Would you please return the data below verbatim, without its pictures?

*** GIVEN INFORMATION Section Begins ***

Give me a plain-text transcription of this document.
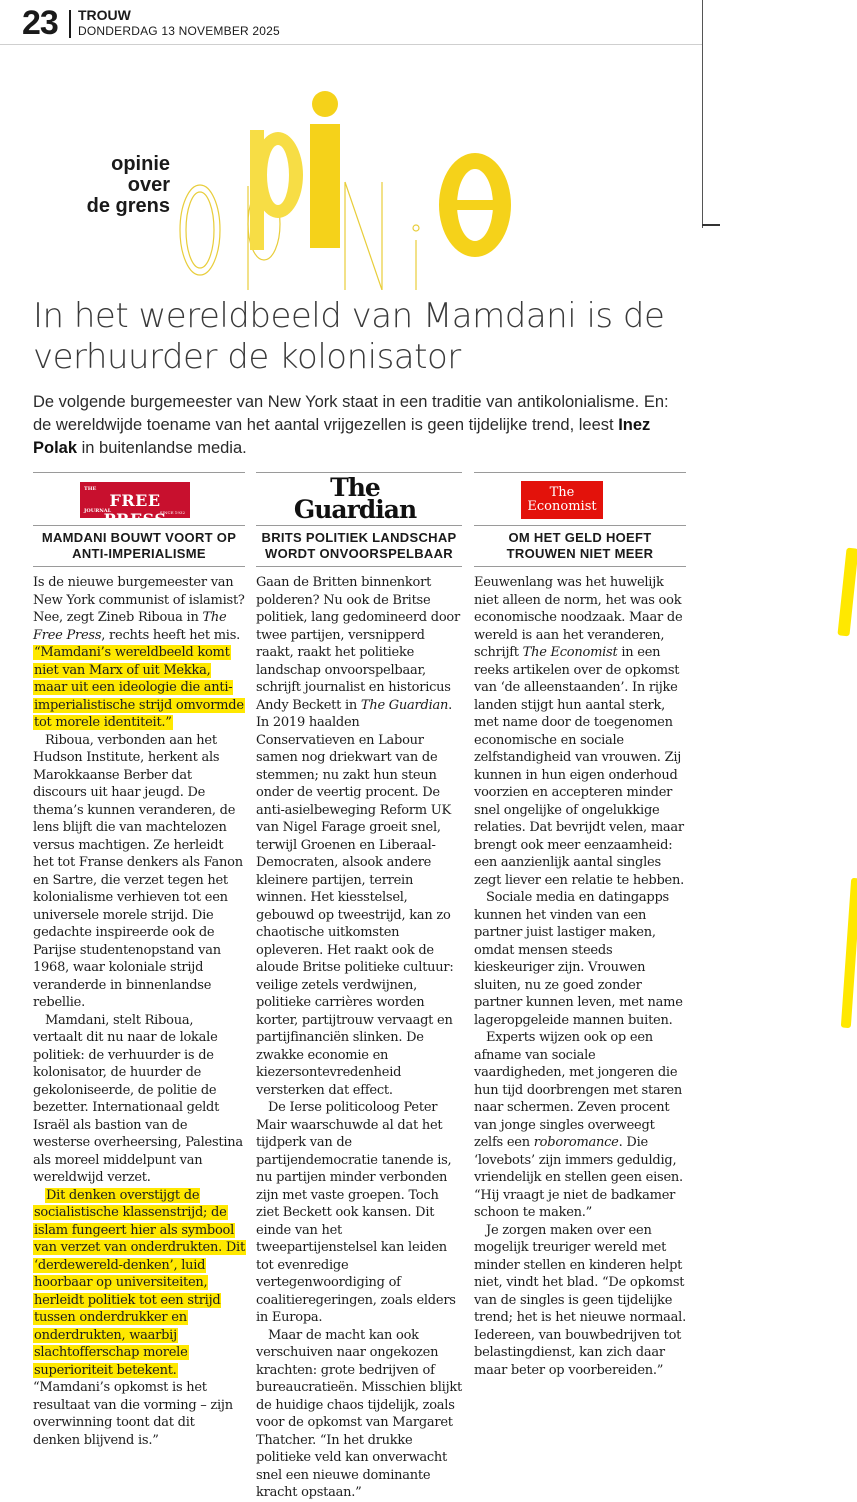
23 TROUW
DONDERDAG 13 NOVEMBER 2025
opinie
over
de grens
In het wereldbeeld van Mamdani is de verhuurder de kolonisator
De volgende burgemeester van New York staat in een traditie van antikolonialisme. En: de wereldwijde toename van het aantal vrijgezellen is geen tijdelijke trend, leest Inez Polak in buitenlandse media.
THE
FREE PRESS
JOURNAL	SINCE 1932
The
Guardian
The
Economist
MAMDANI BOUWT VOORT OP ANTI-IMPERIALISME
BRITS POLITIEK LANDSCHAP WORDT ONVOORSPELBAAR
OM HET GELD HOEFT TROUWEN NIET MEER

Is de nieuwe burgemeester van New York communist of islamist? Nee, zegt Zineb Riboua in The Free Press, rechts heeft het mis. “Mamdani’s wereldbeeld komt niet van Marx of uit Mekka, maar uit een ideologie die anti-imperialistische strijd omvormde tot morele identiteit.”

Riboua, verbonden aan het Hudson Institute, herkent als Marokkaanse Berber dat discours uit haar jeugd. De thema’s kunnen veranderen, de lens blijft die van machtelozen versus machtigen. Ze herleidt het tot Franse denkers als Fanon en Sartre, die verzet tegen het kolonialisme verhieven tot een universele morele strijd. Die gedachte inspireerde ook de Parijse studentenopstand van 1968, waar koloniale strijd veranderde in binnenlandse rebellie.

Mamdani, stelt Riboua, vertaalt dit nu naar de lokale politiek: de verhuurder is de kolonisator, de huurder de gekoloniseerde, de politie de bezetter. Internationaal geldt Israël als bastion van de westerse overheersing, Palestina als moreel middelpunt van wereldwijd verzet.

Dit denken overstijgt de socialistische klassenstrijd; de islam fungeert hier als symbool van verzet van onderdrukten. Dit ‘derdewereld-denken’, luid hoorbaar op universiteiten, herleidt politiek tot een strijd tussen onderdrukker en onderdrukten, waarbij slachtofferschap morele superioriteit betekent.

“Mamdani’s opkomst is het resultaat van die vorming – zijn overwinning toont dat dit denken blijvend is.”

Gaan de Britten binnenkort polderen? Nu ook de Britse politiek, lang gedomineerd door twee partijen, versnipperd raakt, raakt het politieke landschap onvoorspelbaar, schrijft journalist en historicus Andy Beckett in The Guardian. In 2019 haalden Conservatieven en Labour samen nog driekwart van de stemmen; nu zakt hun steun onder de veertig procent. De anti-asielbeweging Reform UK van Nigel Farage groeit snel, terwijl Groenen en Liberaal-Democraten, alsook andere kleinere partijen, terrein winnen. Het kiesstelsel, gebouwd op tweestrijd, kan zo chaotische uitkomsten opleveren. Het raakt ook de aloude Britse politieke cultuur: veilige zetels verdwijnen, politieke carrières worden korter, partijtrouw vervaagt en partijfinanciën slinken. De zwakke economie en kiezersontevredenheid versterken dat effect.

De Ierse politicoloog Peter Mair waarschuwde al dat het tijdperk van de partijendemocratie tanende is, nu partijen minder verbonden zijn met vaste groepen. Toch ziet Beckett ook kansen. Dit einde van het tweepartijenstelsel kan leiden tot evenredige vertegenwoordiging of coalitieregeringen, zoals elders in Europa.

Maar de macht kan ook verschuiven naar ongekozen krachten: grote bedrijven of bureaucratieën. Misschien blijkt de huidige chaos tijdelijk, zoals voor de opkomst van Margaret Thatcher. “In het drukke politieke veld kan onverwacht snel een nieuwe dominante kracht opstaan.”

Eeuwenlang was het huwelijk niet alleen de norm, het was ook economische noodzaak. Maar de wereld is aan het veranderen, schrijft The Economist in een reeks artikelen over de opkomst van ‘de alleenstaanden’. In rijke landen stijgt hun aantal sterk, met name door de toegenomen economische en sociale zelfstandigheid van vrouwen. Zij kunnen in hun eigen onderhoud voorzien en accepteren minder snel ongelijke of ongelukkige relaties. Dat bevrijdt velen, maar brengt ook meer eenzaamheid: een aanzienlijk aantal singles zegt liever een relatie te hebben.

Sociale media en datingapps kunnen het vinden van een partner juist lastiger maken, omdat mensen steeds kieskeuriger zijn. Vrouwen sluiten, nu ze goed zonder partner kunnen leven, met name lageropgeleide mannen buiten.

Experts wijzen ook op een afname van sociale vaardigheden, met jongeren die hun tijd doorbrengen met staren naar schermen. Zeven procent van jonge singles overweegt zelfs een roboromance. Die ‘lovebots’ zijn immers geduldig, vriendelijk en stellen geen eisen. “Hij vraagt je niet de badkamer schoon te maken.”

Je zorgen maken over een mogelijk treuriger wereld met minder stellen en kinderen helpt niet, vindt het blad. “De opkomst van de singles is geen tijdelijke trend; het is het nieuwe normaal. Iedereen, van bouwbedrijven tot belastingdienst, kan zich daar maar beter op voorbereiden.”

*** GIVEN INFORMATION Section Ends ***

* **SOLUTION TO THE EXERCISE**:
Give me a plain-text transcription of this document.
23 TROUW
DONDERDAG 13 NOVEMBER 2025
opinie
over
de grens
In het wereldbeeld van Mamdani is de verhuurder de kolonisator
De volgende burgemeester van New York staat in een traditie van antikolonialisme. En: de wereldwijde toename van het aantal vrijgezellen is geen tijdelijke trend, leest Inez Polak in buitenlandse media.
THE
FREE PRESS
JOURNAL	SINCE 1932
The
Guardian
The
Economist
MAMDANI BOUWT VOORT OP ANTI-IMPERIALISME
BRITS POLITIEK LANDSCHAP WORDT ONVOORSPELBAAR
OM HET GELD HOEFT TROUWEN NIET MEER

Is de nieuwe burgemeester van New York communist of islamist? Nee, zegt Zineb Riboua in The Free Press, rechts heeft het mis. “Mamdani’s wereldbeeld komt niet van Marx of uit Mekka, maar uit een ideologie die anti-imperialistische strijd omvormde tot morele identiteit.”

Riboua, verbonden aan het Hudson Institute, herkent als Marokkaanse Berber dat discours uit haar jeugd. De thema’s kunnen veranderen, de lens blijft die van machtelozen versus machtigen. Ze herleidt het tot Franse denkers als Fanon en Sartre, die verzet tegen het kolonialisme verhieven tot een universele morele strijd. Die gedachte inspireerde ook de Parijse studentenopstand van 1968, waar koloniale strijd veranderde in binnenlandse rebellie.

Mamdani, stelt Riboua, vertaalt dit nu naar de lokale politiek: de verhuurder is de kolonisator, de huurder de gekoloniseerde, de politie de bezetter. Internationaal geldt Israël als bastion van de westerse overheersing, Palestina als moreel middelpunt van wereldwijd verzet.

Dit denken overstijgt de socialistische klassenstrijd; de islam fungeert hier als symbool van verzet van onderdrukten. Dit ‘derdewereld-denken’, luid hoorbaar op universiteiten, herleidt politiek tot een strijd tussen onderdrukker en onderdrukten, waarbij slachtofferschap morele superioriteit betekent.

“Mamdani’s opkomst is het resultaat van die vorming – zijn overwinning toont dat dit denken blijvend is.”

Gaan de Britten binnenkort polderen? Nu ook de Britse politiek, lang gedomineerd door twee partijen, versnipperd raakt, raakt het politieke landschap onvoorspelbaar, schrijft journalist en historicus Andy Beckett in The Guardian. In 2019 haalden Conservatieven en Labour samen nog driekwart van de stemmen; nu zakt hun steun onder de veertig procent. De anti-asielbeweging Reform UK van Nigel Farage groeit snel, terwijl Groenen en Liberaal-Democraten, alsook andere kleinere partijen, terrein winnen. Het kiesstelsel, gebouwd op tweestrijd, kan zo chaotische uitkomsten opleveren. Het raakt ook de aloude Britse politieke cultuur: veilige zetels verdwijnen, politieke carrières worden korter, partijtrouw vervaagt en partijfinanciën slinken. De zwakke economie en kiezersontevredenheid versterken dat effect.

De Ierse politicoloog Peter Mair waarschuwde al dat het tijdperk van de partijendemocratie tanende is, nu partijen minder verbonden zijn met vaste groepen. Toch ziet Beckett ook kansen. Dit einde van het tweepartijenstelsel kan leiden tot evenredige vertegenwoordiging of coalitieregeringen, zoals elders in Europa.

Maar de macht kan ook verschuiven naar ongekozen krachten: grote bedrijven of bureaucratieën. Misschien blijkt de huidige chaos tijdelijk, zoals voor de opkomst van Margaret Thatcher. “In het drukke politieke veld kan onverwacht snel een nieuwe dominante kracht opstaan.”

Eeuwenlang was het huwelijk niet alleen de norm, het was ook economische noodzaak. Maar de wereld is aan het veranderen, schrijft The Economist in een reeks artikelen over de opkomst van ‘de alleenstaanden’. In rijke landen stijgt hun aantal sterk, met name door de toegenomen economische en sociale zelfstandigheid van vrouwen. Zij kunnen in hun eigen onderhoud voorzien en accepteren minder snel ongelijke of ongelukkige relaties. Dat bevrijdt velen, maar brengt ook meer eenzaamheid: een aanzienlijk aantal singles zegt liever een relatie te hebben.

Sociale media en datingapps kunnen het vinden van een partner juist lastiger maken, omdat mensen steeds kieskeuriger zijn. Vrouwen sluiten, nu ze goed zonder partner kunnen leven, met name lageropgeleide mannen buiten.

Experts wijzen ook op een afname van sociale vaardigheden, met jongeren die hun tijd doorbrengen met staren naar schermen. Zeven procent van jonge singles overweegt zelfs een roboromance. Die ‘lovebots’ zijn immers geduldig, vriendelijk en stellen geen eisen. “Hij vraagt je niet de badkamer schoon te maken.”

Je zorgen maken over een mogelijk treuriger wereld met minder stellen en kinderen helpt niet, vindt het blad. “De opkomst van de singles is geen tijdelijke trend; het is het nieuwe normaal. Iedereen, van bouwbedrijven tot belastingdienst, kan zich daar maar beter op voorbereiden.”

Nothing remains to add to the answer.